Dataset:
----

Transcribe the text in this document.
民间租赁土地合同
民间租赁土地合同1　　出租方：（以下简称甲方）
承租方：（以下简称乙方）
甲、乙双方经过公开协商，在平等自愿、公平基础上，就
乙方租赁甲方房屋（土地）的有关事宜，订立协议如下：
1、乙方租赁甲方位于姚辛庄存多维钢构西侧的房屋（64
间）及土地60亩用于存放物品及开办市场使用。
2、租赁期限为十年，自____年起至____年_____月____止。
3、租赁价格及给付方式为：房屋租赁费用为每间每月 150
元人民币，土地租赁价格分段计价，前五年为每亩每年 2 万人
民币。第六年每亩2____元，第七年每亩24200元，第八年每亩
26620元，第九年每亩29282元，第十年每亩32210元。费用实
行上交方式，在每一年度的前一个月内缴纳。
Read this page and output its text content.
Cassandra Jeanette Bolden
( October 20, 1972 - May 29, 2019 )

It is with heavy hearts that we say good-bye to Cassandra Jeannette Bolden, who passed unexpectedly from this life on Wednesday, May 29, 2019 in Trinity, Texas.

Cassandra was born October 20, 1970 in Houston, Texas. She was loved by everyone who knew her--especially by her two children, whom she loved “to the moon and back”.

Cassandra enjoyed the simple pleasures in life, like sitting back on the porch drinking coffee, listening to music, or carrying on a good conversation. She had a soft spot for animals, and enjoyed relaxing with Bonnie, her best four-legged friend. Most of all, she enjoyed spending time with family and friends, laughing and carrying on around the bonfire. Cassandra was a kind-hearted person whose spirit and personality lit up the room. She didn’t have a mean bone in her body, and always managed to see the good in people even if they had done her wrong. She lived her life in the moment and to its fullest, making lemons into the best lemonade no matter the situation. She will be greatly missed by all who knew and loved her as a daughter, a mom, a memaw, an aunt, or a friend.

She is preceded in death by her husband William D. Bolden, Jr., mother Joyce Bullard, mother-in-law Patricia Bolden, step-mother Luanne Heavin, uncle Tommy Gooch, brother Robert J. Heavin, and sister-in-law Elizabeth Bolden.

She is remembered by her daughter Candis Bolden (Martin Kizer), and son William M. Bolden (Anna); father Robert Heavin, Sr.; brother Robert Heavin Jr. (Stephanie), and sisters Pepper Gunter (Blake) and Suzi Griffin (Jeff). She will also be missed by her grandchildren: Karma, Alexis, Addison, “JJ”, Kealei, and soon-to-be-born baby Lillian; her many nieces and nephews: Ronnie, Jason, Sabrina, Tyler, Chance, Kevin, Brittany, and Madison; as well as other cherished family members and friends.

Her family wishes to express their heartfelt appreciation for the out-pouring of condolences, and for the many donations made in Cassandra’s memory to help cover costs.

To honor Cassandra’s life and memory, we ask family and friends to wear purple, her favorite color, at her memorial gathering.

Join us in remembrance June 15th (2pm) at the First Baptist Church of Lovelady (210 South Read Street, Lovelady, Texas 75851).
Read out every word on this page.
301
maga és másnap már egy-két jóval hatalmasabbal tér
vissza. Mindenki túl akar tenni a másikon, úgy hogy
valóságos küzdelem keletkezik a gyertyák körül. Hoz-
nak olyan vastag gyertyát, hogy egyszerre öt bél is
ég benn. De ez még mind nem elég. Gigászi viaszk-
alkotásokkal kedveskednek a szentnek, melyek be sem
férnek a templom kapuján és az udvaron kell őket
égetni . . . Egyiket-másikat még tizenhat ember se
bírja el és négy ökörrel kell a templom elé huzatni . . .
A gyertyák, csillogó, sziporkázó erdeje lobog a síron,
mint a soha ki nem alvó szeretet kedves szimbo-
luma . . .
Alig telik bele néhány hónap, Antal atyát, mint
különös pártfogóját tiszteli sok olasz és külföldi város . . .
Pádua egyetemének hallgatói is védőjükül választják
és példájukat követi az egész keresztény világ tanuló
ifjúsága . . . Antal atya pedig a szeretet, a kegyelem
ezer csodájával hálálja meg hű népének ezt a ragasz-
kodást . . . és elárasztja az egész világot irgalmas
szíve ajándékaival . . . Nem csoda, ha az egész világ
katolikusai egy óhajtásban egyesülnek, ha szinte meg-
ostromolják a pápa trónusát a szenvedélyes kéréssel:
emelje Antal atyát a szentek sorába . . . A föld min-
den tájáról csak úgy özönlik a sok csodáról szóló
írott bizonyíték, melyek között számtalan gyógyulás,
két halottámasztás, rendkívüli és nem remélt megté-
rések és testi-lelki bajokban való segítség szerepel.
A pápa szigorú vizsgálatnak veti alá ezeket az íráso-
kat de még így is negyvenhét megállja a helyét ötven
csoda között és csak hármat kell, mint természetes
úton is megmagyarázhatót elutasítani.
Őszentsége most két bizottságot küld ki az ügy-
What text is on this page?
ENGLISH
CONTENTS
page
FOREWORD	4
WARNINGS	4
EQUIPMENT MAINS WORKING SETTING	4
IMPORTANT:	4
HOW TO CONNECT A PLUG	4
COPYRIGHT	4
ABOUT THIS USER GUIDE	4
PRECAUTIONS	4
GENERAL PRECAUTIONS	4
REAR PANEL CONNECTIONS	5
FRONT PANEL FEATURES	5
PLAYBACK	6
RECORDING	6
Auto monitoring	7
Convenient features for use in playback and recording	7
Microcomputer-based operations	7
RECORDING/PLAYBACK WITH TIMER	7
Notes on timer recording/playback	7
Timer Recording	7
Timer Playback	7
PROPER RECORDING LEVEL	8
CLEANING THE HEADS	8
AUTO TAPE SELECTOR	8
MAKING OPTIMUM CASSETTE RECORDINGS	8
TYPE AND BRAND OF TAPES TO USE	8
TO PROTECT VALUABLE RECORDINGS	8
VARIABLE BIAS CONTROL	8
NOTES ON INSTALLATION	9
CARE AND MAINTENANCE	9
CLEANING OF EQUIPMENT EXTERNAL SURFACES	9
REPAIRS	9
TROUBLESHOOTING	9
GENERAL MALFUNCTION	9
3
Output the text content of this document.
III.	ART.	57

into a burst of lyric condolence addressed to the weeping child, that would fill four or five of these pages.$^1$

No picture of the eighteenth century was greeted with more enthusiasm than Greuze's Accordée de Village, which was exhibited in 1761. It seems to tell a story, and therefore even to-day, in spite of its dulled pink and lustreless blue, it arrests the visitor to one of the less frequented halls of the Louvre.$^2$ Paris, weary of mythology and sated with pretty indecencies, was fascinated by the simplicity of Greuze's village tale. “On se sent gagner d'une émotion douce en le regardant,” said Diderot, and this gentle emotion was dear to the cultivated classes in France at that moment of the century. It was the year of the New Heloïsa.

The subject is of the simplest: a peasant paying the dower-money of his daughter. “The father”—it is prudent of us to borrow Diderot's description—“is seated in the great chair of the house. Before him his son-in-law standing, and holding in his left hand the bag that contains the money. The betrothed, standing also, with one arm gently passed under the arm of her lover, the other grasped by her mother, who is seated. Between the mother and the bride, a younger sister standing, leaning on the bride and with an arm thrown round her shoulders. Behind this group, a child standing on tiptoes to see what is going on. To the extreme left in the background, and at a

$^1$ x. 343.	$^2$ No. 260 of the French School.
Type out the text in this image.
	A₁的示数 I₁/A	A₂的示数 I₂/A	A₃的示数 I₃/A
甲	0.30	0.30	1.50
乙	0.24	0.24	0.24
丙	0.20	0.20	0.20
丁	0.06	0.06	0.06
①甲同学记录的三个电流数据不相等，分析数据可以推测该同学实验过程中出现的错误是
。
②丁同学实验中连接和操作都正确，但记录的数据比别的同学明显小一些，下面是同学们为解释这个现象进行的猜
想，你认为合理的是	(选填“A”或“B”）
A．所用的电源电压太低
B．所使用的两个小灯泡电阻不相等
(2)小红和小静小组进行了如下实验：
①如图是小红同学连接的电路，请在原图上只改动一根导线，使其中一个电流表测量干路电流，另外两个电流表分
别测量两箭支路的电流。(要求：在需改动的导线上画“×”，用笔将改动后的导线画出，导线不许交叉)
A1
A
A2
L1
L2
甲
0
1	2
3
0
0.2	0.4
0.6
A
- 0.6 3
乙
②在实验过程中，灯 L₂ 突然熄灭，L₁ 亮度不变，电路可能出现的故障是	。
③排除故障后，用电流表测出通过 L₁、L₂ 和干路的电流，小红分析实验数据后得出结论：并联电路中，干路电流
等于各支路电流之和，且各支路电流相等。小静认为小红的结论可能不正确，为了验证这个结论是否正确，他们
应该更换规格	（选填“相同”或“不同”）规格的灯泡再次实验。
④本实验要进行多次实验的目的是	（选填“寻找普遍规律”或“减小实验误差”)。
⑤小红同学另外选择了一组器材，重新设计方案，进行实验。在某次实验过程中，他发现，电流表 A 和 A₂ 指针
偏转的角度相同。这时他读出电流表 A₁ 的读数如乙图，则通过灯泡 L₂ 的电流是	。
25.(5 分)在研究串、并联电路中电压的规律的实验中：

----

Work instructions:
Determine how many lines of the data contain the word "born", and reply with that number only.

Task answer:
2